Given request =
Reproduce the full listing below unchanged, apart from the pictures.

(Entries taken from a collection)
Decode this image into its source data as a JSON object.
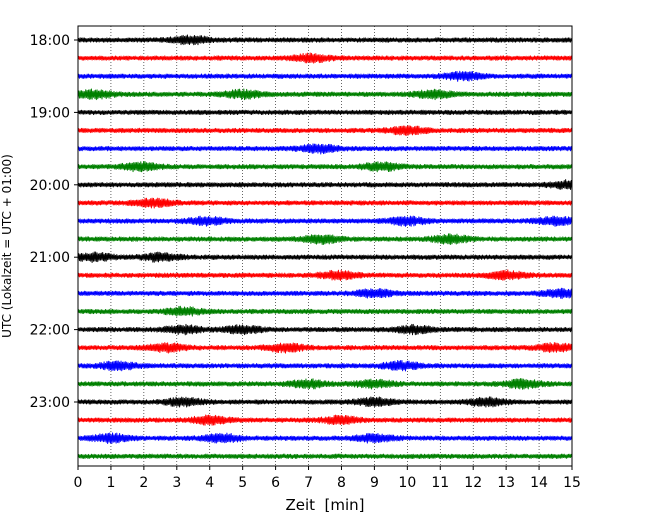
{
  "chart_data": {
    "type": "line",
    "title": "",
    "xlabel": "Zeit  [min]",
    "ylabel": "UTC (Lokalzeit = UTC + 01:00)",
    "xlim": [
      0,
      15
    ],
    "x_ticks": [
      "0",
      "1",
      "2",
      "3",
      "4",
      "5",
      "6",
      "7",
      "8",
      "9",
      "10",
      "11",
      "12",
      "13",
      "14",
      "15"
    ],
    "y_ticks": [
      "18:00",
      "19:00",
      "20:00",
      "21:00",
      "22:00",
      "23:00"
    ],
    "grid": "vertical-dotted",
    "trace_colors": [
      "#000000",
      "#ff0000",
      "#0000ff",
      "#008000"
    ],
    "rows": [
      {
        "start": "18:00",
        "color": "#000000",
        "bursts": [
          3.4
        ]
      },
      {
        "start": "18:15",
        "color": "#ff0000",
        "bursts": [
          7.1
        ]
      },
      {
        "start": "18:30",
        "color": "#0000ff",
        "bursts": [
          11.7
        ]
      },
      {
        "start": "18:45",
        "color": "#008000",
        "bursts": [
          0.5,
          5.0,
          10.8
        ]
      },
      {
        "start": "19:00",
        "color": "#000000",
        "bursts": []
      },
      {
        "start": "19:15",
        "color": "#ff0000",
        "bursts": [
          10.0
        ]
      },
      {
        "start": "19:30",
        "color": "#0000ff",
        "bursts": [
          7.3
        ]
      },
      {
        "start": "19:45",
        "color": "#008000",
        "bursts": [
          1.9,
          9.2
        ]
      },
      {
        "start": "20:00",
        "color": "#000000",
        "bursts": [
          14.9
        ]
      },
      {
        "start": "20:15",
        "color": "#ff0000",
        "bursts": [
          2.3
        ]
      },
      {
        "start": "20:30",
        "color": "#0000ff",
        "bursts": [
          3.9,
          10.0,
          14.5
        ]
      },
      {
        "start": "20:45",
        "color": "#008000",
        "bursts": [
          7.4,
          11.3
        ]
      },
      {
        "start": "21:00",
        "color": "#000000",
        "bursts": [
          0.5,
          2.5
        ]
      },
      {
        "start": "21:15",
        "color": "#ff0000",
        "bursts": [
          7.9,
          13.0
        ]
      },
      {
        "start": "21:30",
        "color": "#0000ff",
        "bursts": [
          9.0,
          14.7
        ]
      },
      {
        "start": "21:45",
        "color": "#008000",
        "bursts": [
          3.2
        ]
      },
      {
        "start": "22:00",
        "color": "#000000",
        "bursts": [
          3.2,
          5.0,
          10.2
        ]
      },
      {
        "start": "22:15",
        "color": "#ff0000",
        "bursts": [
          2.7,
          6.3,
          14.5
        ]
      },
      {
        "start": "22:30",
        "color": "#0000ff",
        "bursts": [
          1.2,
          9.8
        ]
      },
      {
        "start": "22:45",
        "color": "#008000",
        "bursts": [
          7.0,
          9.0,
          13.5
        ]
      },
      {
        "start": "23:00",
        "color": "#000000",
        "bursts": [
          3.2,
          9.0,
          12.4
        ]
      },
      {
        "start": "23:15",
        "color": "#ff0000",
        "bursts": [
          4.0,
          8.0
        ]
      },
      {
        "start": "23:30",
        "color": "#0000ff",
        "bursts": [
          1.0,
          4.4,
          9.0
        ]
      },
      {
        "start": "23:45",
        "color": "#008000",
        "bursts": []
      }
    ]
  }
}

The result =
Decode this image into its source data as a JSON object.
{
  "chart_data": {
    "type": "line",
    "title": "",
    "xlabel": "Zeit  [min]",
    "ylabel": "UTC (Lokalzeit = UTC + 01:00)",
    "xlim": [
      0,
      15
    ],
    "x_ticks": [
      "0",
      "1",
      "2",
      "3",
      "4",
      "5",
      "6",
      "7",
      "8",
      "9",
      "10",
      "11",
      "12",
      "13",
      "14",
      "15"
    ],
    "y_ticks": [
      "18:00",
      "19:00",
      "20:00",
      "21:00",
      "22:00",
      "23:00"
    ],
    "grid": "vertical-dotted",
    "trace_colors": [
      "#000000",
      "#ff0000",
      "#0000ff",
      "#008000"
    ],
    "rows": [
      {
        "start": "18:00",
        "color": "#000000",
        "bursts": [
          3.4
        ]
      },
      {
        "start": "18:15",
        "color": "#ff0000",
        "bursts": [
          7.1
        ]
      },
      {
        "start": "18:30",
        "color": "#0000ff",
        "bursts": [
          11.7
        ]
      },
      {
        "start": "18:45",
        "color": "#008000",
        "bursts": [
          0.5,
          5.0,
          10.8
        ]
      },
      {
        "start": "19:00",
        "color": "#000000",
        "bursts": []
      },
      {
        "start": "19:15",
        "color": "#ff0000",
        "bursts": [
          10.0
        ]
      },
      {
        "start": "19:30",
        "color": "#0000ff",
        "bursts": [
          7.3
        ]
      },
      {
        "start": "19:45",
        "color": "#008000",
        "bursts": [
          1.9,
          9.2
        ]
      },
      {
        "start": "20:00",
        "color": "#000000",
        "bursts": [
          14.9
        ]
      },
      {
        "start": "20:15",
        "color": "#ff0000",
        "bursts": [
          2.3
        ]
      },
      {
        "start": "20:30",
        "color": "#0000ff",
        "bursts": [
          3.9,
          10.0,
          14.5
        ]
      },
      {
        "start": "20:45",
        "color": "#008000",
        "bursts": [
          7.4,
          11.3
        ]
      },
      {
        "start": "21:00",
        "color": "#000000",
        "bursts": [
          0.5,
          2.5
        ]
      },
      {
        "start": "21:15",
        "color": "#ff0000",
        "bursts": [
          7.9,
          13.0
        ]
      },
      {
        "start": "21:30",
        "color": "#0000ff",
        "bursts": [
          9.0,
          14.7
        ]
      },
      {
        "start": "21:45",
        "color": "#008000",
        "bursts": [
          3.2
        ]
      },
      {
        "start": "22:00",
        "color": "#000000",
        "bursts": [
          3.2,
          5.0,
          10.2
        ]
      },
      {
        "start": "22:15",
        "color": "#ff0000",
        "bursts": [
          2.7,
          6.3,
          14.5
        ]
      },
      {
        "start": "22:30",
        "color": "#0000ff",
        "bursts": [
          1.2,
          9.8
        ]
      },
      {
        "start": "22:45",
        "color": "#008000",
        "bursts": [
          7.0,
          9.0,
          13.5
        ]
      },
      {
        "start": "23:00",
        "color": "#000000",
        "bursts": [
          3.2,
          9.0,
          12.4
        ]
      },
      {
        "start": "23:15",
        "color": "#ff0000",
        "bursts": [
          4.0,
          8.0
        ]
      },
      {
        "start": "23:30",
        "color": "#0000ff",
        "bursts": [
          1.0,
          4.4,
          9.0
        ]
      },
      {
        "start": "23:45",
        "color": "#008000",
        "bursts": []
      }
    ]
  }
}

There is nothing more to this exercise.